● PROVIDED PASSAGE:
Probably the most bullish news is that funds are short more than 1.15 bln bu. of corn, a new record. Usually when they get to extremes like this, prices start to head in the other direction, and often quickly. Fundamentals can be regulated to the back burner if specs start to cover their short position.
Also supporting corn futures is that the spreads are tightening. That means the nearby months are gaining somewhat faster than the deferred months. The Dec/Mar. spread went from over 14 cents to 11 now. Commercials, also known as grain companies, are buying a lot of corn futures.
Despite USDA’s shockingly bearish supply story on Nov. 9, corn prices are actually higher now than just before the report came out. If I was short, I know I’d be scratching my head wondering what’s going on. Perhaps the high cost of growing, handling and drying corn versus the very low selling price explains some of it.

● Saved entries:
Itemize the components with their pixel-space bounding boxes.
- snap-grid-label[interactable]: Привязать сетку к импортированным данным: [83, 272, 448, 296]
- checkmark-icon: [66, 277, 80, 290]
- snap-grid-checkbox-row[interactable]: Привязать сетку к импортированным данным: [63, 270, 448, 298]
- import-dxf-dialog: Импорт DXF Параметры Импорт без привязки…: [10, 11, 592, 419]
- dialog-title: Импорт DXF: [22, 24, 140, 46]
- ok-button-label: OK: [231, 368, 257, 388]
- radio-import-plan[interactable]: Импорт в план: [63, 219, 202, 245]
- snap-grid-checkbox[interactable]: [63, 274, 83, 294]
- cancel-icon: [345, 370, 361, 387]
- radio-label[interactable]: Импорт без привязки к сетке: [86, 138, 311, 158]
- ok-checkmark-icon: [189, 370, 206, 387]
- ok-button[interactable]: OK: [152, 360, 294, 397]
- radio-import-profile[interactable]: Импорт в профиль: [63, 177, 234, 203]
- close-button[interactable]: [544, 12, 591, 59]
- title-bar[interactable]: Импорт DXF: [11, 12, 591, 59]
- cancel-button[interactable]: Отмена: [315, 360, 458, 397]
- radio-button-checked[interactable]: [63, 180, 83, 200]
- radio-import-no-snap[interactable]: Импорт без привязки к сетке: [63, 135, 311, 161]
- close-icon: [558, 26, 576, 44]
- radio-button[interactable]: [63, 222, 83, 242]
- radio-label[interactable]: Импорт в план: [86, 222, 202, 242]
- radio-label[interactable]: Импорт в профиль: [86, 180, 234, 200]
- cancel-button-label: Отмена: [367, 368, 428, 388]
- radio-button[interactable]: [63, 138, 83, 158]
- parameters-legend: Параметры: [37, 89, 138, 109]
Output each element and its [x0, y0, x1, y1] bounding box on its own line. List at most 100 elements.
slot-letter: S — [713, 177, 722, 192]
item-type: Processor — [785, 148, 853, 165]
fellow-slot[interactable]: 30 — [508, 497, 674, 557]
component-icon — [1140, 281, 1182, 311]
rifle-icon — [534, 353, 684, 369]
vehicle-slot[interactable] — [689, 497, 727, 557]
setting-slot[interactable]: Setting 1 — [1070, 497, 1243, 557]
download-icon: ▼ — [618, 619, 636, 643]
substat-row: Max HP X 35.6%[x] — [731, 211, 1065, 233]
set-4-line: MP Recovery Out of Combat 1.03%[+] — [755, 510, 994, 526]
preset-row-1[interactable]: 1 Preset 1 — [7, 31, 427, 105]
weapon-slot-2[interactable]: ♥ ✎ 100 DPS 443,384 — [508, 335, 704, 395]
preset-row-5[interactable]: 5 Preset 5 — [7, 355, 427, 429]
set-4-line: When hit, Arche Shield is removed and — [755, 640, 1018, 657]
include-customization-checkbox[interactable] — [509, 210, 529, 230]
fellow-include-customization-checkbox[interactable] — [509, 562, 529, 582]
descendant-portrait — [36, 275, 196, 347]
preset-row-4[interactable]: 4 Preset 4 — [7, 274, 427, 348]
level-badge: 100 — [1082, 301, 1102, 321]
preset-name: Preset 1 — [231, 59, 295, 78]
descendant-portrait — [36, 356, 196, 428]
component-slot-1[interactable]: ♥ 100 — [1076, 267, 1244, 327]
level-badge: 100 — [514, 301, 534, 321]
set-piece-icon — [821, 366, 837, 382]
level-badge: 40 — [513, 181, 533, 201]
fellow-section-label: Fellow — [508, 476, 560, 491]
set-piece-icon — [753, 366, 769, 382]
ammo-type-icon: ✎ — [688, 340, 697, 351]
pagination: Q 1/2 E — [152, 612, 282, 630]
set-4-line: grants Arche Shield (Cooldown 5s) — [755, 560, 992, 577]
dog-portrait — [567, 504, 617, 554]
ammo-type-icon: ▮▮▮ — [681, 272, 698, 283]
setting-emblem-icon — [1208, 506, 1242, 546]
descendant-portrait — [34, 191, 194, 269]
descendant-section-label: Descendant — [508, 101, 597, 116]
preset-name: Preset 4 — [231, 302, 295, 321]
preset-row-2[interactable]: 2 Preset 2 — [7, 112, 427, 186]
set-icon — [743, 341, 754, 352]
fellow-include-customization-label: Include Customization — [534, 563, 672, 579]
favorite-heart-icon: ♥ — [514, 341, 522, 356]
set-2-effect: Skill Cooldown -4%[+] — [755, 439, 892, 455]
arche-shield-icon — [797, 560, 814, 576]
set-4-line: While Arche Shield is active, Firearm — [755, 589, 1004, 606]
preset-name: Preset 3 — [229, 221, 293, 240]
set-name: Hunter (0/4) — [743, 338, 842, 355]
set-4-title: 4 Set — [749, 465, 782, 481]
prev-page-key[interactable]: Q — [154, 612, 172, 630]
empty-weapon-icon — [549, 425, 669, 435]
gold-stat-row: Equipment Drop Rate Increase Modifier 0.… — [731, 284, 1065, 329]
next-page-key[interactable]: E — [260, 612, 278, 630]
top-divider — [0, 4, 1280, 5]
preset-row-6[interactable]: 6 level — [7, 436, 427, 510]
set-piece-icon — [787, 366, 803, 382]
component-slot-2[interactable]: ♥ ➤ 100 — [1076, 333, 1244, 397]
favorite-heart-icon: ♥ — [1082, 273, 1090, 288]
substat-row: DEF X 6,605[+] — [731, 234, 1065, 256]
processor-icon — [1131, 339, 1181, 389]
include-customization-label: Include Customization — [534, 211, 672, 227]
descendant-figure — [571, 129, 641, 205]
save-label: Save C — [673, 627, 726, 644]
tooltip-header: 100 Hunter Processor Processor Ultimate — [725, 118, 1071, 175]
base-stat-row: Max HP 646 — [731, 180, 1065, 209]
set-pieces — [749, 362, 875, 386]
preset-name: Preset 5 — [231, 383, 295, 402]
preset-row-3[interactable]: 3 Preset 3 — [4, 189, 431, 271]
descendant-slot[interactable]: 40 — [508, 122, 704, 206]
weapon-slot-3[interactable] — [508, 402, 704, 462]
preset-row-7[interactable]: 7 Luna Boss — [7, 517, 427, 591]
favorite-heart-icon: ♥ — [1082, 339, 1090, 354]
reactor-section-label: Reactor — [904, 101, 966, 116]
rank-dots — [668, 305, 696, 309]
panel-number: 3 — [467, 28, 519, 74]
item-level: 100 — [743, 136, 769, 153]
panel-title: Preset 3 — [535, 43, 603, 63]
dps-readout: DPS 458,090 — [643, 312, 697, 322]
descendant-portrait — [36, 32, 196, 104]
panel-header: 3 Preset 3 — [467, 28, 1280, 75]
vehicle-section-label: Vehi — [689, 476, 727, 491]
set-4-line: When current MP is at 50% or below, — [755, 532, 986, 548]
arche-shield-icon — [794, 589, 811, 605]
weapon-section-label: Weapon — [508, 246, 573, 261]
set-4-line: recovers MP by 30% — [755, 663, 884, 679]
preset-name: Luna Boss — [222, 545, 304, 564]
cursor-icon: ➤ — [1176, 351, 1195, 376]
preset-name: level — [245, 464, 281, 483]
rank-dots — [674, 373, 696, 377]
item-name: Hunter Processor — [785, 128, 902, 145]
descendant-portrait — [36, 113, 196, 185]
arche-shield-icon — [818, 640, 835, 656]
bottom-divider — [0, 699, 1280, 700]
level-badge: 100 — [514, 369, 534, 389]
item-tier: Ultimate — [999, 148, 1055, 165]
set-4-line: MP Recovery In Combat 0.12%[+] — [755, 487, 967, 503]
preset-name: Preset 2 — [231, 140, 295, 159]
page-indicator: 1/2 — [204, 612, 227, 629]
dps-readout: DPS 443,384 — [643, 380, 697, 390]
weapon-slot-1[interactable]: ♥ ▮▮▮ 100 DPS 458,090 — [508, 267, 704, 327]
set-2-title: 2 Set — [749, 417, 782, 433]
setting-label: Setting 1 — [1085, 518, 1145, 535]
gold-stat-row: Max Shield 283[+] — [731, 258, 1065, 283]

● TASK DIRECTIONS:
In the corn market passage, how wide is the Dec/Mar. spread now? These data have nothing to do with the corn market passage.

● OUTPUT FOR THIS EXERCISE:
11 cents.